:: What to work on ::
Transcribe the listing below word for word.
--- START OF Records for the exercise ---
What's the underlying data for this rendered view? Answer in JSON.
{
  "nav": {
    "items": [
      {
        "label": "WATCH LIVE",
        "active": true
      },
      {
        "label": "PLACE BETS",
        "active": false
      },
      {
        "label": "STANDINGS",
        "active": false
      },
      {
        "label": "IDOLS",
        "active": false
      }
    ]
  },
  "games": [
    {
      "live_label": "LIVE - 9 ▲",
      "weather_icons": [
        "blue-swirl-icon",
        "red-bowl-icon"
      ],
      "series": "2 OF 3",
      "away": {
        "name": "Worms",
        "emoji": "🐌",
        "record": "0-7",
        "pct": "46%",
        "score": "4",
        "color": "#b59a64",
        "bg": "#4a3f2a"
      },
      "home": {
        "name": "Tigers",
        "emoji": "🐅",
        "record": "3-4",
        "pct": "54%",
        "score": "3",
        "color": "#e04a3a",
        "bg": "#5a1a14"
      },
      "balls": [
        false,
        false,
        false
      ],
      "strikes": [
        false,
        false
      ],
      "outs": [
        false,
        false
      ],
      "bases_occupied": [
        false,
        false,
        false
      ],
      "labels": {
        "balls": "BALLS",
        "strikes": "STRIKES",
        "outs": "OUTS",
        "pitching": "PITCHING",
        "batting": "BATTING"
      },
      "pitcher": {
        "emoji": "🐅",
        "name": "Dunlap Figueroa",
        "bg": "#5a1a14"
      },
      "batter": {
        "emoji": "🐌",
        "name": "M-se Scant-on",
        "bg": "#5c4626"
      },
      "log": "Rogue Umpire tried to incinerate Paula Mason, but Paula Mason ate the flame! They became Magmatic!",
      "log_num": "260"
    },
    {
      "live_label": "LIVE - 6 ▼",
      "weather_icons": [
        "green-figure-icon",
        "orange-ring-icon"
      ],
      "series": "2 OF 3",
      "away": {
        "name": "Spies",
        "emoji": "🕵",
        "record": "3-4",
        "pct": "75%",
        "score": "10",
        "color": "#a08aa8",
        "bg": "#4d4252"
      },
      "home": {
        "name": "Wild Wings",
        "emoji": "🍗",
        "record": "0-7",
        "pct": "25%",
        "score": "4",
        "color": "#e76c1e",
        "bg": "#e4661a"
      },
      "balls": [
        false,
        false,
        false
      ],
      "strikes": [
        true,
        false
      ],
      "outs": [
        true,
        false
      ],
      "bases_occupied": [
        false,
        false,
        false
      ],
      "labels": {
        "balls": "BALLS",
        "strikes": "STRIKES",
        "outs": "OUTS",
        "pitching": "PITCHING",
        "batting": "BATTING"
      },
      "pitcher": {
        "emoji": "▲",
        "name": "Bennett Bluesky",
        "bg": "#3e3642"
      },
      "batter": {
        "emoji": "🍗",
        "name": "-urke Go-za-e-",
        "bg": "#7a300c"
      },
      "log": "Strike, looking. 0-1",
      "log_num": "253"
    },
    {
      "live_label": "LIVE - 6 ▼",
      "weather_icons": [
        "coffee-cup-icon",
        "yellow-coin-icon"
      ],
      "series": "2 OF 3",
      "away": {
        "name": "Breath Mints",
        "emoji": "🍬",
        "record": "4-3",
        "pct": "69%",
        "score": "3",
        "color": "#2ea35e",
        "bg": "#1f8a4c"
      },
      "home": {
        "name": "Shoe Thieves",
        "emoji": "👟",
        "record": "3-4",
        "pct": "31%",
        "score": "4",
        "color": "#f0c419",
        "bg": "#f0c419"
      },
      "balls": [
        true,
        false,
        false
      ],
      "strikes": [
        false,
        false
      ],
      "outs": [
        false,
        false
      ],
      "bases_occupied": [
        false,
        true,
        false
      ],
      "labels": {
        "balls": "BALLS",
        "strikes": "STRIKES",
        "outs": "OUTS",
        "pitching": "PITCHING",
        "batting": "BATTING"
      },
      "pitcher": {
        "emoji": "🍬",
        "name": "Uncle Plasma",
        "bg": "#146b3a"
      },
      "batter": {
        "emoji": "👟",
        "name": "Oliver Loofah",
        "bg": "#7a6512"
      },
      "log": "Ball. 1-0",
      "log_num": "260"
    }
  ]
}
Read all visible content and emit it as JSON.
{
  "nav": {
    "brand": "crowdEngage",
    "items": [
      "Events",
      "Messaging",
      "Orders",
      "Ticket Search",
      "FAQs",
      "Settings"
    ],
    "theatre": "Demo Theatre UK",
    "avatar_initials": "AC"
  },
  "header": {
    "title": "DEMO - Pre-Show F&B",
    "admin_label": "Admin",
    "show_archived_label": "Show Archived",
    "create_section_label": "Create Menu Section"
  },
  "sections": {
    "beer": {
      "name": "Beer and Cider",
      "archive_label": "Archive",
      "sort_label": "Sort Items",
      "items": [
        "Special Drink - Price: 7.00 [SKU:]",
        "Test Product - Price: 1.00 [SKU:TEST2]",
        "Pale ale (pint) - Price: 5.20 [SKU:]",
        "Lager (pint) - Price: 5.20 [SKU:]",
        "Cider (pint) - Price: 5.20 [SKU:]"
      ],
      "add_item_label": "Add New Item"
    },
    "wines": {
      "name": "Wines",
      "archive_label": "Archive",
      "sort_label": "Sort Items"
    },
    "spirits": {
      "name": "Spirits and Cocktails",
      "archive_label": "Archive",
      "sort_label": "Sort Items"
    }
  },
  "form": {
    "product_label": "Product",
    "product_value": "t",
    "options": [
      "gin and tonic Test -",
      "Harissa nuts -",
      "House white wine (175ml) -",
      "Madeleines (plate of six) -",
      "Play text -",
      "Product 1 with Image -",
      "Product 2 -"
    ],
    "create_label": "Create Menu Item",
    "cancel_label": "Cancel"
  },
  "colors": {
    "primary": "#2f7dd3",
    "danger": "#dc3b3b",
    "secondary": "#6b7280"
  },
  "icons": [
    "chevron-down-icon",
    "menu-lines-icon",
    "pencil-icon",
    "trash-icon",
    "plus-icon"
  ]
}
--- END OF Records for the exercise ---
:: Exercise output ::
What's the underlying data for this rendered view? Answer in JSON.
{
  "nav": {
    "items": [
      {
        "label": "WATCH LIVE",
        "active": true
      },
      {
        "label": "PLACE BETS",
        "active": false
      },
      {
        "label": "STANDINGS",
        "active": false
      },
      {
        "label": "IDOLS",
        "active": false
      }
    ]
  },
  "games": [
    {
      "live_label": "LIVE - 9 ▲",
      "weather_icons": [
        "blue-swirl-icon",
        "red-bowl-icon"
      ],
      "series": "2 OF 3",
      "away": {
        "name": "Worms",
        "emoji": "🐌",
        "record": "0-7",
        "pct": "46%",
        "score": "4",
        "color": "#b59a64",
        "bg": "#4a3f2a"
      },
      "home": {
        "name": "Tigers",
        "emoji": "🐅",
        "record": "3-4",
        "pct": "54%",
        "score": "3",
        "color": "#e04a3a",
        "bg": "#5a1a14"
      },
      "balls": [
        false,
        false,
        false
      ],
      "strikes": [
        false,
        false
      ],
      "outs": [
        false,
        false
      ],
      "bases_occupied": [
        false,
        false,
        false
      ],
      "labels": {
        "balls": "BALLS",
        "strikes": "STRIKES",
        "outs": "OUTS",
        "pitching": "PITCHING",
        "batting": "BATTING"
      },
      "pitcher": {
        "emoji": "🐅",
        "name": "Dunlap Figueroa",
        "bg": "#5a1a14"
      },
      "batter": {
        "emoji": "🐌",
        "name": "M-se Scant-on",
        "bg": "#5c4626"
      },
      "log": "Rogue Umpire tried to incinerate Paula Mason, but Paula Mason ate the flame! They became Magmatic!",
      "log_num": "260"
    },
    {
      "live_label": "LIVE - 6 ▼",
      "weather_icons": [
        "green-figure-icon",
        "orange-ring-icon"
      ],
      "series": "2 OF 3",
      "away": {
        "name": "Spies",
        "emoji": "🕵",
        "record": "3-4",
        "pct": "75%",
        "score": "10",
        "color": "#a08aa8",
        "bg": "#4d4252"
      },
      "home": {
        "name": "Wild Wings",
        "emoji": "🍗",
        "record": "0-7",
        "pct": "25%",
        "score": "4",
        "color": "#e76c1e",
        "bg": "#e4661a"
      },
      "balls": [
        false,
        false,
        false
      ],
      "strikes": [
        true,
        false
      ],
      "outs": [
        true,
        false
      ],
      "bases_occupied": [
        false,
        false,
        false
      ],
      "labels": {
        "balls": "BALLS",
        "strikes": "STRIKES",
        "outs": "OUTS",
        "pitching": "PITCHING",
        "batting": "BATTING"
      },
      "pitcher": {
        "emoji": "▲",
        "name": "Bennett Bluesky",
        "bg": "#3e3642"
      },
      "batter": {
        "emoji": "🍗",
        "name": "-urke Go-za-e-",
        "bg": "#7a300c"
      },
      "log": "Strike, looking. 0-1",
      "log_num": "253"
    },
    {
      "live_label": "LIVE - 6 ▼",
      "weather_icons": [
        "coffee-cup-icon",
        "yellow-coin-icon"
      ],
      "series": "2 OF 3",
      "away": {
        "name": "Breath Mints",
        "emoji": "🍬",
        "record": "4-3",
        "pct": "69%",
        "score": "3",
        "color": "#2ea35e",
        "bg": "#1f8a4c"
      },
      "home": {
        "name": "Shoe Thieves",
        "emoji": "👟",
        "record": "3-4",
        "pct": "31%",
        "score": "4",
        "color": "#f0c419",
        "bg": "#f0c419"
      },
      "balls": [
        true,
        false,
        false
      ],
      "strikes": [
        false,
        false
      ],
      "outs": [
        false,
        false
      ],
      "bases_occupied": [
        false,
        true,
        false
      ],
      "labels": {
        "balls": "BALLS",
        "strikes": "STRIKES",
        "outs": "OUTS",
        "pitching": "PITCHING",
        "batting": "BATTING"
      },
      "pitcher": {
        "emoji": "🍬",
        "name": "Uncle Plasma",
        "bg": "#146b3a"
      },
      "batter": {
        "emoji": "👟",
        "name": "Oliver Loofah",
        "bg": "#7a6512"
      },
      "log": "Ball. 1-0",
      "log_num": "260"
    }
  ]
}
Read all visible content and emit it as JSON.
{
  "nav": {
    "brand": "crowdEngage",
    "items": [
      "Events",
      "Messaging",
      "Orders",
      "Ticket Search",
      "FAQs",
      "Settings"
    ],
    "theatre": "Demo Theatre UK",
    "avatar_initials": "AC"
  },
  "header": {
    "title": "DEMO - Pre-Show F&B",
    "admin_label": "Admin",
    "show_archived_label": "Show Archived",
    "create_section_label": "Create Menu Section"
  },
  "sections": {
    "beer": {
      "name": "Beer and Cider",
      "archive_label": "Archive",
      "sort_label": "Sort Items",
      "items": [
        "Special Drink - Price: 7.00 [SKU:]",
        "Test Product - Price: 1.00 [SKU:TEST2]",
        "Pale ale (pint) - Price: 5.20 [SKU:]",
        "Lager (pint) - Price: 5.20 [SKU:]",
        "Cider (pint) - Price: 5.20 [SKU:]"
      ],
      "add_item_label": "Add New Item"
    },
    "wines": {
      "name": "Wines",
      "archive_label": "Archive",
      "sort_label": "Sort Items"
    },
    "spirits": {
      "name": "Spirits and Cocktails",
      "archive_label": "Archive",
      "sort_label": "Sort Items"
    }
  },
  "form": {
    "product_label": "Product",
    "product_value": "t",
    "options": [
      "gin and tonic Test -",
      "Harissa nuts -",
      "House white wine (175ml) -",
      "Madeleines (plate of six) -",
      "Play text -",
      "Product 1 with Image -",
      "Product 2 -"
    ],
    "create_label": "Create Menu Item",
    "cancel_label": "Cancel"
  },
  "colors": {
    "primary": "#2f7dd3",
    "danger": "#dc3b3b",
    "secondary": "#6b7280"
  },
  "icons": [
    "chevron-down-icon",
    "menu-lines-icon",
    "pencil-icon",
    "trash-icon",
    "plus-icon"
  ]
}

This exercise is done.